OBJECTIVE: Convert each line of the entries below into a JSON list of strings, one string per line, leaving out blank lines.

PROVIDED ENTRIES:

--- --- ---

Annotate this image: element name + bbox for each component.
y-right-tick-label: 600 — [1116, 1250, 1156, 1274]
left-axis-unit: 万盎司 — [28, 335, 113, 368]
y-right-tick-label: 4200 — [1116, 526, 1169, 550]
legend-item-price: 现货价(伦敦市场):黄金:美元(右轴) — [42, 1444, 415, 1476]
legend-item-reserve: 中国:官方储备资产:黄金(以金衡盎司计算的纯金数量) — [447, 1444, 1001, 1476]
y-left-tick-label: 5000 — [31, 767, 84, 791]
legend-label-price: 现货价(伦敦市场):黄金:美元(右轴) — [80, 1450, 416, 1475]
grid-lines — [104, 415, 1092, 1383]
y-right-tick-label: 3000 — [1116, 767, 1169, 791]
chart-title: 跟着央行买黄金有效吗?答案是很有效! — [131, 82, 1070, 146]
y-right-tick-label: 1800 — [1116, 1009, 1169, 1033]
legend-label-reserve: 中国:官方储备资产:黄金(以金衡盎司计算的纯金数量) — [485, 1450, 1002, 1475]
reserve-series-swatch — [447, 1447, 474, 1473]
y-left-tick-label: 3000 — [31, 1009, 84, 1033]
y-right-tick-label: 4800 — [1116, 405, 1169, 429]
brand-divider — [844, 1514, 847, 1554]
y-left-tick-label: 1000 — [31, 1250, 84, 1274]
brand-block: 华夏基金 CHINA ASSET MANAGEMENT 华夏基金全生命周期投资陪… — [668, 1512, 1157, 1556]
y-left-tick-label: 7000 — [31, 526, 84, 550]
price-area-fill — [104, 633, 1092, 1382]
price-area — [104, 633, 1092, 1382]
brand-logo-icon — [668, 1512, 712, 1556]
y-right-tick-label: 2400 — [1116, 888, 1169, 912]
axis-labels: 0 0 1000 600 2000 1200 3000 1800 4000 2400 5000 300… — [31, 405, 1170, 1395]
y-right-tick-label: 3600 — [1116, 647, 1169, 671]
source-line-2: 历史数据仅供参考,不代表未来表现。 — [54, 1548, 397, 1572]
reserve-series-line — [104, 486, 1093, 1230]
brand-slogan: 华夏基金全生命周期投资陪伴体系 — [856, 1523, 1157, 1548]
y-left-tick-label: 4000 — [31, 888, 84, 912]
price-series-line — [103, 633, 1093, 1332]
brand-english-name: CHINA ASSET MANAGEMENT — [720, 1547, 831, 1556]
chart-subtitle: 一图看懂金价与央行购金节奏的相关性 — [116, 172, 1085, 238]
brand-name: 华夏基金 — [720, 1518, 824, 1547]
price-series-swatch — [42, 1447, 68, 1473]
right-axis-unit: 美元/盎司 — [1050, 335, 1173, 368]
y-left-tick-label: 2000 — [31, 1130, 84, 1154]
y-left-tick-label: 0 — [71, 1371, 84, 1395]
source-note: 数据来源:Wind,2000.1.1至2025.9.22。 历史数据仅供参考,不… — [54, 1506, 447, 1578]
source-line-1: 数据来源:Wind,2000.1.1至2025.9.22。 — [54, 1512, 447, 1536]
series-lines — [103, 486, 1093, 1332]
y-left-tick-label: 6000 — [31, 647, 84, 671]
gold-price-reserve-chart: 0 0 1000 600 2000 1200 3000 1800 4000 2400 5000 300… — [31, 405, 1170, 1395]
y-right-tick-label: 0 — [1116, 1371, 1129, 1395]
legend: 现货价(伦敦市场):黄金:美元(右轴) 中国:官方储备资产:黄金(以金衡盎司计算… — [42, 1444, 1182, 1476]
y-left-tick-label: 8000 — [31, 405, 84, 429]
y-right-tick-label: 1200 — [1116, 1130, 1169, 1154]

--- --- ---

RESULT:
[
  "Annotate this image: element name + bbox for each component.",
  "y-right-tick-label: 600 — [1116, 1250, 1156, 1274]",
  "left-axis-unit: 万盎司 — [28, 335, 113, 368]",
  "y-right-tick-label: 4200 — [1116, 526, 1169, 550]",
  "legend-item-price: 现货价(伦敦市场):黄金:美元(右轴) — [42, 1444, 415, 1476]",
  "legend-item-reserve: 中国:官方储备资产:黄金(以金衡盎司计算的纯金数量) — [447, 1444, 1001, 1476]",
  "y-left-tick-label: 5000 — [31, 767, 84, 791]",
  "legend-label-price: 现货价(伦敦市场):黄金:美元(右轴) — [80, 1450, 416, 1475]",
  "grid-lines — [104, 415, 1092, 1383]",
  "y-right-tick-label: 3000 — [1116, 767, 1169, 791]",
  "chart-title: 跟着央行买黄金有效吗?答案是很有效! — [131, 82, 1070, 146]",
  "y-right-tick-label: 1800 — [1116, 1009, 1169, 1033]",
  "legend-label-reserve: 中国:官方储备资产:黄金(以金衡盎司计算的纯金数量) — [485, 1450, 1002, 1475]",
  "reserve-series-swatch — [447, 1447, 474, 1473]",
  "y-left-tick-label: 3000 — [31, 1009, 84, 1033]",
  "y-right-tick-label: 4800 — [1116, 405, 1169, 429]",
  "brand-divider — [844, 1514, 847, 1554]",
  "y-left-tick-label: 1000 — [31, 1250, 84, 1274]",
  "brand-block: 华夏基金 CHINA ASSET MANAGEMENT 华夏基金全生命周期投资陪… — [668, 1512, 1157, 1556]",
  "y-left-tick-label: 7000 — [31, 526, 84, 550]",
  "price-area-fill — [104, 633, 1092, 1382]",
  "price-area — [104, 633, 1092, 1382]",
  "brand-logo-icon — [668, 1512, 712, 1556]",
  "y-right-tick-label: 2400 — [1116, 888, 1169, 912]",
  "axis-labels: 0 0 1000 600 2000 1200 3000 1800 4000 2400 5000 300… — [31, 405, 1170, 1395]",
  "y-right-tick-label: 3600 — [1116, 647, 1169, 671]",
  "source-line-2: 历史数据仅供参考,不代表未来表现。 — [54, 1548, 397, 1572]",
  "reserve-series-line — [104, 486, 1093, 1230]",
  "brand-slogan: 华夏基金全生命周期投资陪伴体系 — [856, 1523, 1157, 1548]",
  "y-left-tick-label: 4000 — [31, 888, 84, 912]",
  "price-series-line — [103, 633, 1093, 1332]",
  "brand-english-name: CHINA ASSET MANAGEMENT — [720, 1547, 831, 1556]",
  "chart-subtitle: 一图看懂金价与央行购金节奏的相关性 — [116, 172, 1085, 238]",
  "brand-name: 华夏基金 — [720, 1518, 824, 1547]",
  "price-series-swatch — [42, 1447, 68, 1473]",
  "right-axis-unit: 美元/盎司 — [1050, 335, 1173, 368]",
  "y-left-tick-label: 2000 — [31, 1130, 84, 1154]",
  "y-left-tick-label: 0 — [71, 1371, 84, 1395]",
  "source-note: 数据来源:Wind,2000.1.1至2025.9.22。 历史数据仅供参考,不… — [54, 1506, 447, 1578]",
  "source-line-1: 数据来源:Wind,2000.1.1至2025.9.22。 — [54, 1512, 447, 1536]",
  "series-lines — [103, 486, 1093, 1332]",
  "y-left-tick-label: 6000 — [31, 647, 84, 671]",
  "gold-price-reserve-chart: 0 0 1000 600 2000 1200 3000 1800 4000 2400 5000 300… — [31, 405, 1170, 1395]",
  "y-right-tick-label: 0 — [1116, 1371, 1129, 1395]",
  "legend: 现货价(伦敦市场):黄金:美元(右轴) 中国:官方储备资产:黄金(以金衡盎司计算… — [42, 1444, 1182, 1476]",
  "y-left-tick-label: 8000 — [31, 405, 84, 429]",
  "y-right-tick-label: 1200 — [1116, 1130, 1169, 1154]"
]